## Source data
※

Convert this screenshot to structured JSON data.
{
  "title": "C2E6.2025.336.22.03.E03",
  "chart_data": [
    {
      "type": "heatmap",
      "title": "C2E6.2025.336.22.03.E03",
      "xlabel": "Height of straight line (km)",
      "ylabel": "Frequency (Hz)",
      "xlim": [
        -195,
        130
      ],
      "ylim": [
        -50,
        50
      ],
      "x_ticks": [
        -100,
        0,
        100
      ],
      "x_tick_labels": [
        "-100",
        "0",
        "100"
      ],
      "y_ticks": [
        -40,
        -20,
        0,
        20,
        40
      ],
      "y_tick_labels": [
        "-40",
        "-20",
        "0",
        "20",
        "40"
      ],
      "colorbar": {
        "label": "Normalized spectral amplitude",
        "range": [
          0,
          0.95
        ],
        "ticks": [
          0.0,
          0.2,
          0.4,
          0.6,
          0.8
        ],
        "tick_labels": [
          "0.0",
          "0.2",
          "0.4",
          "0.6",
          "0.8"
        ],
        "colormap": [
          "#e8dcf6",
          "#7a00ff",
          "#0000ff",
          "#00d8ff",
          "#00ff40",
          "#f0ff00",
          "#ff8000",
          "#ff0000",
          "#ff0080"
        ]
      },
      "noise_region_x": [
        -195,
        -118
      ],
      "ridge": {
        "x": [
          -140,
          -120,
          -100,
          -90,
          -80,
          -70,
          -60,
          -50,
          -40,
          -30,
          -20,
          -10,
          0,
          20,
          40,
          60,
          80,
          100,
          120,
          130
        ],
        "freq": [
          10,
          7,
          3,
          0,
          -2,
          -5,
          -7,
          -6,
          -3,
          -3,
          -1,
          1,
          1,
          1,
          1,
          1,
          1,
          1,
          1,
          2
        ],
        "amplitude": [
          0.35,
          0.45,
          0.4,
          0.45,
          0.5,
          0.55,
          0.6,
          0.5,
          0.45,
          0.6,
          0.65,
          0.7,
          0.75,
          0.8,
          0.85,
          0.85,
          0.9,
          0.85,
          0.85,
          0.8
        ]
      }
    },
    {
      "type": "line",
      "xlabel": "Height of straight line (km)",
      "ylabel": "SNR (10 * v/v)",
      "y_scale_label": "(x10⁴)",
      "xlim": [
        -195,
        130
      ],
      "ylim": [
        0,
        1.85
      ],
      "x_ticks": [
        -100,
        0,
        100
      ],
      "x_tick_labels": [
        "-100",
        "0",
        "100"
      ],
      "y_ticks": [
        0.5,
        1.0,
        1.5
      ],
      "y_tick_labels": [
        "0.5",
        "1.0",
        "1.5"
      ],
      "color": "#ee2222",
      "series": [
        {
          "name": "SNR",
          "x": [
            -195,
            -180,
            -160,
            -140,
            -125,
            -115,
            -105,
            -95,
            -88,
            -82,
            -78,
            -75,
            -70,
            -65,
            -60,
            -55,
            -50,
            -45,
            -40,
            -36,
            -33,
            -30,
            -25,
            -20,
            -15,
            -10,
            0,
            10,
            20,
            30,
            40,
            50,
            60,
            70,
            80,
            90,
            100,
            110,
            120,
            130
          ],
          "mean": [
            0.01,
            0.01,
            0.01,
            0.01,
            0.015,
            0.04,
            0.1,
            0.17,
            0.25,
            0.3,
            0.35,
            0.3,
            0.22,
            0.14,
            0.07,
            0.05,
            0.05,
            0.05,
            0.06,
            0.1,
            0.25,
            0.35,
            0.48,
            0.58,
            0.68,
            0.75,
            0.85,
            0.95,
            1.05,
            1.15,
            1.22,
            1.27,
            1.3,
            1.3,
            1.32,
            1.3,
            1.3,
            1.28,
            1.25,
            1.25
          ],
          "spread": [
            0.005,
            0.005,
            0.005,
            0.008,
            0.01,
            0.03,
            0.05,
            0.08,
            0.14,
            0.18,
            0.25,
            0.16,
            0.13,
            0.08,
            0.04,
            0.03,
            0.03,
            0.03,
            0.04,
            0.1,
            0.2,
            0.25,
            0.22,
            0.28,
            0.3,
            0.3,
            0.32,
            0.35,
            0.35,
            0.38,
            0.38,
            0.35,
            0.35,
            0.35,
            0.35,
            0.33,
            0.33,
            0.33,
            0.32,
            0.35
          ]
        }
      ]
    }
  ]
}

※

## TO DO
Above are some records. Print them all exactly.

## RESPONSE
Convert this screenshot to structured JSON data.
{
  "title": "C2E6.2025.336.22.03.E03",
  "chart_data": [
    {
      "type": "heatmap",
      "title": "C2E6.2025.336.22.03.E03",
      "xlabel": "Height of straight line (km)",
      "ylabel": "Frequency (Hz)",
      "xlim": [
        -195,
        130
      ],
      "ylim": [
        -50,
        50
      ],
      "x_ticks": [
        -100,
        0,
        100
      ],
      "x_tick_labels": [
        "-100",
        "0",
        "100"
      ],
      "y_ticks": [
        -40,
        -20,
        0,
        20,
        40
      ],
      "y_tick_labels": [
        "-40",
        "-20",
        "0",
        "20",
        "40"
      ],
      "colorbar": {
        "label": "Normalized spectral amplitude",
        "range": [
          0,
          0.95
        ],
        "ticks": [
          0.0,
          0.2,
          0.4,
          0.6,
          0.8
        ],
        "tick_labels": [
          "0.0",
          "0.2",
          "0.4",
          "0.6",
          "0.8"
        ],
        "colormap": [
          "#e8dcf6",
          "#7a00ff",
          "#0000ff",
          "#00d8ff",
          "#00ff40",
          "#f0ff00",
          "#ff8000",
          "#ff0000",
          "#ff0080"
        ]
      },
      "noise_region_x": [
        -195,
        -118
      ],
      "ridge": {
        "x": [
          -140,
          -120,
          -100,
          -90,
          -80,
          -70,
          -60,
          -50,
          -40,
          -30,
          -20,
          -10,
          0,
          20,
          40,
          60,
          80,
          100,
          120,
          130
        ],
        "freq": [
          10,
          7,
          3,
          0,
          -2,
          -5,
          -7,
          -6,
          -3,
          -3,
          -1,
          1,
          1,
          1,
          1,
          1,
          1,
          1,
          1,
          2
        ],
        "amplitude": [
          0.35,
          0.45,
          0.4,
          0.45,
          0.5,
          0.55,
          0.6,
          0.5,
          0.45,
          0.6,
          0.65,
          0.7,
          0.75,
          0.8,
          0.85,
          0.85,
          0.9,
          0.85,
          0.85,
          0.8
        ]
      }
    },
    {
      "type": "line",
      "xlabel": "Height of straight line (km)",
      "ylabel": "SNR (10 * v/v)",
      "y_scale_label": "(x10⁴)",
      "xlim": [
        -195,
        130
      ],
      "ylim": [
        0,
        1.85
      ],
      "x_ticks": [
        -100,
        0,
        100
      ],
      "x_tick_labels": [
        "-100",
        "0",
        "100"
      ],
      "y_ticks": [
        0.5,
        1.0,
        1.5
      ],
      "y_tick_labels": [
        "0.5",
        "1.0",
        "1.5"
      ],
      "color": "#ee2222",
      "series": [
        {
          "name": "SNR",
          "x": [
            -195,
            -180,
            -160,
            -140,
            -125,
            -115,
            -105,
            -95,
            -88,
            -82,
            -78,
            -75,
            -70,
            -65,
            -60,
            -55,
            -50,
            -45,
            -40,
            -36,
            -33,
            -30,
            -25,
            -20,
            -15,
            -10,
            0,
            10,
            20,
            30,
            40,
            50,
            60,
            70,
            80,
            90,
            100,
            110,
            120,
            130
          ],
          "mean": [
            0.01,
            0.01,
            0.01,
            0.01,
            0.015,
            0.04,
            0.1,
            0.17,
            0.25,
            0.3,
            0.35,
            0.3,
            0.22,
            0.14,
            0.07,
            0.05,
            0.05,
            0.05,
            0.06,
            0.1,
            0.25,
            0.35,
            0.48,
            0.58,
            0.68,
            0.75,
            0.85,
            0.95,
            1.05,
            1.15,
            1.22,
            1.27,
            1.3,
            1.3,
            1.32,
            1.3,
            1.3,
            1.28,
            1.25,
            1.25
          ],
          "spread": [
            0.005,
            0.005,
            0.005,
            0.008,
            0.01,
            0.03,
            0.05,
            0.08,
            0.14,
            0.18,
            0.25,
            0.16,
            0.13,
            0.08,
            0.04,
            0.03,
            0.03,
            0.03,
            0.04,
            0.1,
            0.2,
            0.25,
            0.22,
            0.28,
            0.3,
            0.3,
            0.32,
            0.35,
            0.35,
            0.38,
            0.38,
            0.35,
            0.35,
            0.35,
            0.35,
            0.33,
            0.33,
            0.33,
            0.32,
            0.35
          ]
        }
      ]
    }
  ]
}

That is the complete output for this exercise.